[Start of PROVIDED DATA]

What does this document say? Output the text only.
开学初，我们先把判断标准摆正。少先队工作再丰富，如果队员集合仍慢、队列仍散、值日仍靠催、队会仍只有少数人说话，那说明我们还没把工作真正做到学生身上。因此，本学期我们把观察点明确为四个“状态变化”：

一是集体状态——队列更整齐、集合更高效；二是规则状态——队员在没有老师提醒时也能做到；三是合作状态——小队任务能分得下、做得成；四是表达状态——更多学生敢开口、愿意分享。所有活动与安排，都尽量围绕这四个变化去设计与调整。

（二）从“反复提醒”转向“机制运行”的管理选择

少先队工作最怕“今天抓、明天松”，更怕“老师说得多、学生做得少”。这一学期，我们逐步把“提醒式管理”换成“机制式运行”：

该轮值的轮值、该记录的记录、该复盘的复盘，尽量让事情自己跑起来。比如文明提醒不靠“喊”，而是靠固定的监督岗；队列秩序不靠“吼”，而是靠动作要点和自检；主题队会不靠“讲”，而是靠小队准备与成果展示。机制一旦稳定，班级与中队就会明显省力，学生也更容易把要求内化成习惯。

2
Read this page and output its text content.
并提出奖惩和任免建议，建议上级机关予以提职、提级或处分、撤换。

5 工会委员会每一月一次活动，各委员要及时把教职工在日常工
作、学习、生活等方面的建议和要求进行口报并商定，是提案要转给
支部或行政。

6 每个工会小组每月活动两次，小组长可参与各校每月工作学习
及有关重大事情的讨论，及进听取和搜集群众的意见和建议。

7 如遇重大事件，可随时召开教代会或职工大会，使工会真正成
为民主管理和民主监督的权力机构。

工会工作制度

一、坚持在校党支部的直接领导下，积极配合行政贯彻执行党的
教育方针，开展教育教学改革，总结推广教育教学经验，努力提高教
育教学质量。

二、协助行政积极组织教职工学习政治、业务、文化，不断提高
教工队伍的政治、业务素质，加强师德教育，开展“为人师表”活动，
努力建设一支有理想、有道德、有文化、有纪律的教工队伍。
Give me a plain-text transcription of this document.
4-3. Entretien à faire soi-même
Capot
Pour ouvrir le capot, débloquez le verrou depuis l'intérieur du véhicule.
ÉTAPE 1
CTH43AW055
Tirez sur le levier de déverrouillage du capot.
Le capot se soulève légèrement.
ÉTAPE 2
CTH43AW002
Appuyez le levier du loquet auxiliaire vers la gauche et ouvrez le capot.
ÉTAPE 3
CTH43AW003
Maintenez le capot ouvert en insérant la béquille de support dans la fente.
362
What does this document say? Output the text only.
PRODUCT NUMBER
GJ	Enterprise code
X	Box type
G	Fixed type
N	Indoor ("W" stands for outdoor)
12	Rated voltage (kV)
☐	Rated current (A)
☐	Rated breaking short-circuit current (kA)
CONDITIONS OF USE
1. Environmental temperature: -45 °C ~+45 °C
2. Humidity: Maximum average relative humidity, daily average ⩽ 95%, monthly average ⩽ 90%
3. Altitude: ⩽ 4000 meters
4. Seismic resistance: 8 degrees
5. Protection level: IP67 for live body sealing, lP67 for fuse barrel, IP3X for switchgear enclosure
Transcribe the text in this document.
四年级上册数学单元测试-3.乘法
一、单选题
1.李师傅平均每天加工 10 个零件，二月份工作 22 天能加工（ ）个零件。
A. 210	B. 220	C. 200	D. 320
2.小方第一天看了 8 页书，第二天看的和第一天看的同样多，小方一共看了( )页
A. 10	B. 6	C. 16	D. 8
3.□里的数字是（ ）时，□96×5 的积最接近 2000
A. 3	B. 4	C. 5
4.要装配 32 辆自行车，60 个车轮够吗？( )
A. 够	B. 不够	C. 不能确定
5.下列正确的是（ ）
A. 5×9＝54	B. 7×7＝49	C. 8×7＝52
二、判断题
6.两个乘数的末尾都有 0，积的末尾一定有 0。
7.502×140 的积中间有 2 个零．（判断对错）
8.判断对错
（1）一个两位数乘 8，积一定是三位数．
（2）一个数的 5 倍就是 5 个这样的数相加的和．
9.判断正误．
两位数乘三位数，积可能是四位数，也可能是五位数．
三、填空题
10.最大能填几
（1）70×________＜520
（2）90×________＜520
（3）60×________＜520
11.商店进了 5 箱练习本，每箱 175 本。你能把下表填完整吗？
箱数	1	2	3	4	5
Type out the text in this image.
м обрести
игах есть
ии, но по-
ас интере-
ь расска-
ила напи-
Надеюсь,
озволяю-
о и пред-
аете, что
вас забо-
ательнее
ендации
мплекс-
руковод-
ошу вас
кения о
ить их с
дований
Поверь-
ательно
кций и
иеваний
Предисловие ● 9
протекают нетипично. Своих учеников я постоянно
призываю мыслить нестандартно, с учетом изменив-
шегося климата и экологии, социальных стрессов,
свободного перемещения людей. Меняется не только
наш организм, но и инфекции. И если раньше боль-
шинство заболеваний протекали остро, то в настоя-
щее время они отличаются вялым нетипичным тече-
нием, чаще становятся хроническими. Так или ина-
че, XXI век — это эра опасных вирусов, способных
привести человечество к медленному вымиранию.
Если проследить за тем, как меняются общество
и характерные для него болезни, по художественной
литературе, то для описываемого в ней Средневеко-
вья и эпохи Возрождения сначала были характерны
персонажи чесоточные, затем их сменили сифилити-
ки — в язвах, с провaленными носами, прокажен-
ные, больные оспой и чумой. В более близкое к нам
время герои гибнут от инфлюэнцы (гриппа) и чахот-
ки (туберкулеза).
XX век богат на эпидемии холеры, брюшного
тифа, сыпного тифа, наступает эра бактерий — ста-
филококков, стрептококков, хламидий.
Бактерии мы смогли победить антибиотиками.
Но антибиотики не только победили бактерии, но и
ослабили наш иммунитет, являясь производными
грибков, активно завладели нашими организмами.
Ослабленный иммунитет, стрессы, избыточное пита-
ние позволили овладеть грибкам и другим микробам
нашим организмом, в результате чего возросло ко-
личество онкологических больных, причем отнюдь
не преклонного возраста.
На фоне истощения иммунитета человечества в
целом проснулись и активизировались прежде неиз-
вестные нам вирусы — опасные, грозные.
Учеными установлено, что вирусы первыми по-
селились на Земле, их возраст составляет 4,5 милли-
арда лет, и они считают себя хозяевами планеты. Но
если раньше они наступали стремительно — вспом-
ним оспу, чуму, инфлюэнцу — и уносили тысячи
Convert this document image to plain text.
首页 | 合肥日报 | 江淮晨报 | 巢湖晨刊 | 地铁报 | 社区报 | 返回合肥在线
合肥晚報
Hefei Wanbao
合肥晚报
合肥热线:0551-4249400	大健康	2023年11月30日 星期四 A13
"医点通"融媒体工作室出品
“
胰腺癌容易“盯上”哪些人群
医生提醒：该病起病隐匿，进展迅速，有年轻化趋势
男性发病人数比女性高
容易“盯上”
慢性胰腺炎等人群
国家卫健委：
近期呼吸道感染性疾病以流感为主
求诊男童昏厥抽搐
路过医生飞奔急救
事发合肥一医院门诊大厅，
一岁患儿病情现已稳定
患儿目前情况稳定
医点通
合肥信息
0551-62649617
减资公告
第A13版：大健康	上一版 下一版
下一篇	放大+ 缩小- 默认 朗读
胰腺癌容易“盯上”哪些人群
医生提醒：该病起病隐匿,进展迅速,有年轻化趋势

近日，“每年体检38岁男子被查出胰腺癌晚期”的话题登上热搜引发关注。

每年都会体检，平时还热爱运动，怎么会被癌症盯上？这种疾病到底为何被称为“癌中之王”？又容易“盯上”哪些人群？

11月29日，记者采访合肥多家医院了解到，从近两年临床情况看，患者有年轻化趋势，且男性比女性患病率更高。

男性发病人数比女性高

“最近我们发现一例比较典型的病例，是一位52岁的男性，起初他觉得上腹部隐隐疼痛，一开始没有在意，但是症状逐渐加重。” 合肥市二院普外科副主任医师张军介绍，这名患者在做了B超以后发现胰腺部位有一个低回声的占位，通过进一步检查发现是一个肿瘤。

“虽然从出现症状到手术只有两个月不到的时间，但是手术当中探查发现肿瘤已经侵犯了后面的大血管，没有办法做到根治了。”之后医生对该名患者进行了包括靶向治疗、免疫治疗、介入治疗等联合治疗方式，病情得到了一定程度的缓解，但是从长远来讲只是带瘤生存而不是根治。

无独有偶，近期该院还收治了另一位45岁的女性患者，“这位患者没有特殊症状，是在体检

[End of PROVIDED DATA]

**WHAT IS ASKED**
Write out every line from the entries where "Rated" appears.

**OUTPUT BELOW**
12	Rated voltage (kV)
☐	Rated current (A)
☐	Rated breaking short-circuit current (kA)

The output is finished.